## TASK INSTRUCTIONS
Make an exact copy of all the records.

Data entries:
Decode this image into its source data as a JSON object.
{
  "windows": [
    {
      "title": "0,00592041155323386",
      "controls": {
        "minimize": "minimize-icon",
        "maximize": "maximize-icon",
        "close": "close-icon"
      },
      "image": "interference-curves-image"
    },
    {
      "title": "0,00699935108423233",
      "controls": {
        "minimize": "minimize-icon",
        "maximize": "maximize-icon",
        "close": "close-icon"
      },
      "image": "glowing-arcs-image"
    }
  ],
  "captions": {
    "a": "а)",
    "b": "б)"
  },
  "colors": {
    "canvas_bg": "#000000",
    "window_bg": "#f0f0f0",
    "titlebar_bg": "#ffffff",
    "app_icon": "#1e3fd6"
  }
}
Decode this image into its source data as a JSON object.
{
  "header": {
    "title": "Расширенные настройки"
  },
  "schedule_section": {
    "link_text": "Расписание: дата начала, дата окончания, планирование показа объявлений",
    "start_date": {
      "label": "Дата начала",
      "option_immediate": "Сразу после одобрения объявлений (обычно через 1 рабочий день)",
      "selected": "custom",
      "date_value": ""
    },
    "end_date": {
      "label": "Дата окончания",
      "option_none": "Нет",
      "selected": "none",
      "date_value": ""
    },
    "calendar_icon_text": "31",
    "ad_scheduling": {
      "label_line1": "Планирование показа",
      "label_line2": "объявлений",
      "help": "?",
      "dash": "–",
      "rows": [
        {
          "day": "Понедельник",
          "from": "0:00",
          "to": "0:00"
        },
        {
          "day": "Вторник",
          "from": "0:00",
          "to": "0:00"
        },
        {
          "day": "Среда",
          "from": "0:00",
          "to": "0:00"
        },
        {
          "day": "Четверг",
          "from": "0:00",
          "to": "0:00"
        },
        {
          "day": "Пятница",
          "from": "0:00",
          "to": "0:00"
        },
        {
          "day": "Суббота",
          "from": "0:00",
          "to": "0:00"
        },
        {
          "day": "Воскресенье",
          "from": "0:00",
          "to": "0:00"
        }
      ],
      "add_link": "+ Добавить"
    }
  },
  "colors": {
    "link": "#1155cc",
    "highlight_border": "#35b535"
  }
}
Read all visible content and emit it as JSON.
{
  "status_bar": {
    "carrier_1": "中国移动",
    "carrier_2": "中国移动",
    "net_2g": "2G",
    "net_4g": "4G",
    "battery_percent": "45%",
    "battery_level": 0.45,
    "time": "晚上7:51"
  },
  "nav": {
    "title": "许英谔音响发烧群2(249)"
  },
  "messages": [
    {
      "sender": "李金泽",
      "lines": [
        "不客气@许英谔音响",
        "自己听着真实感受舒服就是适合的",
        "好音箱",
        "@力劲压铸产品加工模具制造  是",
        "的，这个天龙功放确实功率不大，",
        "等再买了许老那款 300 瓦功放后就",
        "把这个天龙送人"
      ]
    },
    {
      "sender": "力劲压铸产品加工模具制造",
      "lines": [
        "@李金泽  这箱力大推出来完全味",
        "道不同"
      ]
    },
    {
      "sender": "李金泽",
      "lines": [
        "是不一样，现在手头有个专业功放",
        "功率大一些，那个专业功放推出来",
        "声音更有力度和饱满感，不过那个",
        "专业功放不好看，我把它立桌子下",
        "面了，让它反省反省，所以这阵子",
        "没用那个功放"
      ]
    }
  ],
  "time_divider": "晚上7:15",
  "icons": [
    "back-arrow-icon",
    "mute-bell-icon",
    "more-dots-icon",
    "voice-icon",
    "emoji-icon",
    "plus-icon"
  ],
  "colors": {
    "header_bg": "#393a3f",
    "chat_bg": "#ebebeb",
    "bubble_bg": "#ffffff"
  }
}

## FINISHED ANSWER
Decode this image into its source data as a JSON object.
{
  "windows": [
    {
      "title": "0,00592041155323386",
      "controls": {
        "minimize": "minimize-icon",
        "maximize": "maximize-icon",
        "close": "close-icon"
      },
      "image": "interference-curves-image"
    },
    {
      "title": "0,00699935108423233",
      "controls": {
        "minimize": "minimize-icon",
        "maximize": "maximize-icon",
        "close": "close-icon"
      },
      "image": "glowing-arcs-image"
    }
  ],
  "captions": {
    "a": "а)",
    "b": "б)"
  },
  "colors": {
    "canvas_bg": "#000000",
    "window_bg": "#f0f0f0",
    "titlebar_bg": "#ffffff",
    "app_icon": "#1e3fd6"
  }
}
Decode this image into its source data as a JSON object.
{
  "header": {
    "title": "Расширенные настройки"
  },
  "schedule_section": {
    "link_text": "Расписание: дата начала, дата окончания, планирование показа объявлений",
    "start_date": {
      "label": "Дата начала",
      "option_immediate": "Сразу после одобрения объявлений (обычно через 1 рабочий день)",
      "selected": "custom",
      "date_value": ""
    },
    "end_date": {
      "label": "Дата окончания",
      "option_none": "Нет",
      "selected": "none",
      "date_value": ""
    },
    "calendar_icon_text": "31",
    "ad_scheduling": {
      "label_line1": "Планирование показа",
      "label_line2": "объявлений",
      "help": "?",
      "dash": "–",
      "rows": [
        {
          "day": "Понедельник",
          "from": "0:00",
          "to": "0:00"
        },
        {
          "day": "Вторник",
          "from": "0:00",
          "to": "0:00"
        },
        {
          "day": "Среда",
          "from": "0:00",
          "to": "0:00"
        },
        {
          "day": "Четверг",
          "from": "0:00",
          "to": "0:00"
        },
        {
          "day": "Пятница",
          "from": "0:00",
          "to": "0:00"
        },
        {
          "day": "Суббота",
          "from": "0:00",
          "to": "0:00"
        },
        {
          "day": "Воскресенье",
          "from": "0:00",
          "to": "0:00"
        }
      ],
      "add_link": "+ Добавить"
    }
  },
  "colors": {
    "link": "#1155cc",
    "highlight_border": "#35b535"
  }
}
Read all visible content and emit it as JSON.
{
  "status_bar": {
    "carrier_1": "中国移动",
    "carrier_2": "中国移动",
    "net_2g": "2G",
    "net_4g": "4G",
    "battery_percent": "45%",
    "battery_level": 0.45,
    "time": "晚上7:51"
  },
  "nav": {
    "title": "许英谔音响发烧群2(249)"
  },
  "messages": [
    {
      "sender": "李金泽",
      "lines": [
        "不客气@许英谔音响",
        "自己听着真实感受舒服就是适合的",
        "好音箱",
        "@力劲压铸产品加工模具制造  是",
        "的，这个天龙功放确实功率不大，",
        "等再买了许老那款 300 瓦功放后就",
        "把这个天龙送人"
      ]
    },
    {
      "sender": "力劲压铸产品加工模具制造",
      "lines": [
        "@李金泽  这箱力大推出来完全味",
        "道不同"
      ]
    },
    {
      "sender": "李金泽",
      "lines": [
        "是不一样，现在手头有个专业功放",
        "功率大一些，那个专业功放推出来",
        "声音更有力度和饱满感，不过那个",
        "专业功放不好看，我把它立桌子下",
        "面了，让它反省反省，所以这阵子",
        "没用那个功放"
      ]
    }
  ],
  "time_divider": "晚上7:15",
  "icons": [
    "back-arrow-icon",
    "mute-bell-icon",
    "more-dots-icon",
    "voice-icon",
    "emoji-icon",
    "plus-icon"
  ],
  "colors": {
    "header_bg": "#393a3f",
    "chat_bg": "#ebebeb",
    "bubble_bg": "#ffffff"
  }
}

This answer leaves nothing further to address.